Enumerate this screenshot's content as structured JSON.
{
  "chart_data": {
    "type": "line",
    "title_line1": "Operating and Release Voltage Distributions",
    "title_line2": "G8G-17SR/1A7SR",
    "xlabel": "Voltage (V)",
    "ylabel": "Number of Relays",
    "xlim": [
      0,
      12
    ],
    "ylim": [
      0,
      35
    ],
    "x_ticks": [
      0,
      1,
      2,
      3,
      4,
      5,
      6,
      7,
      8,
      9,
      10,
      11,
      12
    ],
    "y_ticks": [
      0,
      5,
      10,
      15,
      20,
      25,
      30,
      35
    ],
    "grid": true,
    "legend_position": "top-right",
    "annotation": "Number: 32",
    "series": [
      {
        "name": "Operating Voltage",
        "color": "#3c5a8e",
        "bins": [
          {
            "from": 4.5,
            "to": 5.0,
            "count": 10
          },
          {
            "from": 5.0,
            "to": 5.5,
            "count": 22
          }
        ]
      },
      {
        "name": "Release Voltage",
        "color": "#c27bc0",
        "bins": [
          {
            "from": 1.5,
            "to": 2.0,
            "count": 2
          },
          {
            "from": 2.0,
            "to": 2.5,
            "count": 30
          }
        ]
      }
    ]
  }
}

What to work on: Write out every entry again exactly, please, with nothing missing.

Exercise result:
Enumerate this screenshot's content as structured JSON.
{
  "chart_data": {
    "type": "line",
    "title_line1": "Operating and Release Voltage Distributions",
    "title_line2": "G8G-17SR/1A7SR",
    "xlabel": "Voltage (V)",
    "ylabel": "Number of Relays",
    "xlim": [
      0,
      12
    ],
    "ylim": [
      0,
      35
    ],
    "x_ticks": [
      0,
      1,
      2,
      3,
      4,
      5,
      6,
      7,
      8,
      9,
      10,
      11,
      12
    ],
    "y_ticks": [
      0,
      5,
      10,
      15,
      20,
      25,
      30,
      35
    ],
    "grid": true,
    "legend_position": "top-right",
    "annotation": "Number: 32",
    "series": [
      {
        "name": "Operating Voltage",
        "color": "#3c5a8e",
        "bins": [
          {
            "from": 4.5,
            "to": 5.0,
            "count": 10
          },
          {
            "from": 5.0,
            "to": 5.5,
            "count": 22
          }
        ]
      },
      {
        "name": "Release Voltage",
        "color": "#c27bc0",
        "bins": [
          {
            "from": 1.5,
            "to": 2.0,
            "count": 2
          },
          {
            "from": 2.0,
            "to": 2.5,
            "count": 30
          }
        ]
      }
    ]
  }
}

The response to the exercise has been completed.